What is expected
Every entry that follows needs to be repeated exactly.

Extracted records
■ ■ ■ ■

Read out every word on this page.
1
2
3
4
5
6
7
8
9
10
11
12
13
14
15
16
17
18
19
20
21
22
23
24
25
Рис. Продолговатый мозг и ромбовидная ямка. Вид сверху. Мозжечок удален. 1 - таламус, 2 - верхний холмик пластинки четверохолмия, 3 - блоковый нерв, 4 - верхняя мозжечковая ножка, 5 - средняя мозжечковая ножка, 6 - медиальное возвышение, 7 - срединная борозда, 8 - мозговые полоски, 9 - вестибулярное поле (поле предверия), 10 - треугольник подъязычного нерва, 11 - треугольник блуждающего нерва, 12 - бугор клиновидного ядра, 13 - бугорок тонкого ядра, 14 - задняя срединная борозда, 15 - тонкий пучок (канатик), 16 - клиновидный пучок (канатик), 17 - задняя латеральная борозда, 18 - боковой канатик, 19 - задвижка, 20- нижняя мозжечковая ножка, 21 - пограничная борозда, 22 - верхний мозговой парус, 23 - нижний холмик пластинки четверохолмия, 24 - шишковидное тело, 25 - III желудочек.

■ ■ ■ ■

Answer to the problem
Read out every word on this page.
1
2
3
4
5
6
7
8
9
10
11
12
13
14
15
16
17
18
19
20
21
22
23
24
25
Рис. Продолговатый мозг и ромбовидная ямка. Вид сверху. Мозжечок удален. 1 - таламус, 2 - верхний холмик пластинки четверохолмия, 3 - блоковый нерв, 4 - верхняя мозжечковая ножка, 5 - средняя мозжечковая ножка, 6 - медиальное возвышение, 7 - срединная борозда, 8 - мозговые полоски, 9 - вестибулярное поле (поле предверия), 10 - треугольник подъязычного нерва, 11 - треугольник блуждающего нерва, 12 - бугор клиновидного ядра, 13 - бугорок тонкого ядра, 14 - задняя срединная борозда, 15 - тонкий пучок (канатик), 16 - клиновидный пучок (канатик), 17 - задняя латеральная борозда, 18 - боковой канатик, 19 - задвижка, 20- нижняя мозжечковая ножка, 21 - пограничная борозда, 22 - верхний мозговой парус, 23 - нижний холмик пластинки четверохолмия, 24 - шишковидное тело, 25 - III желудочек.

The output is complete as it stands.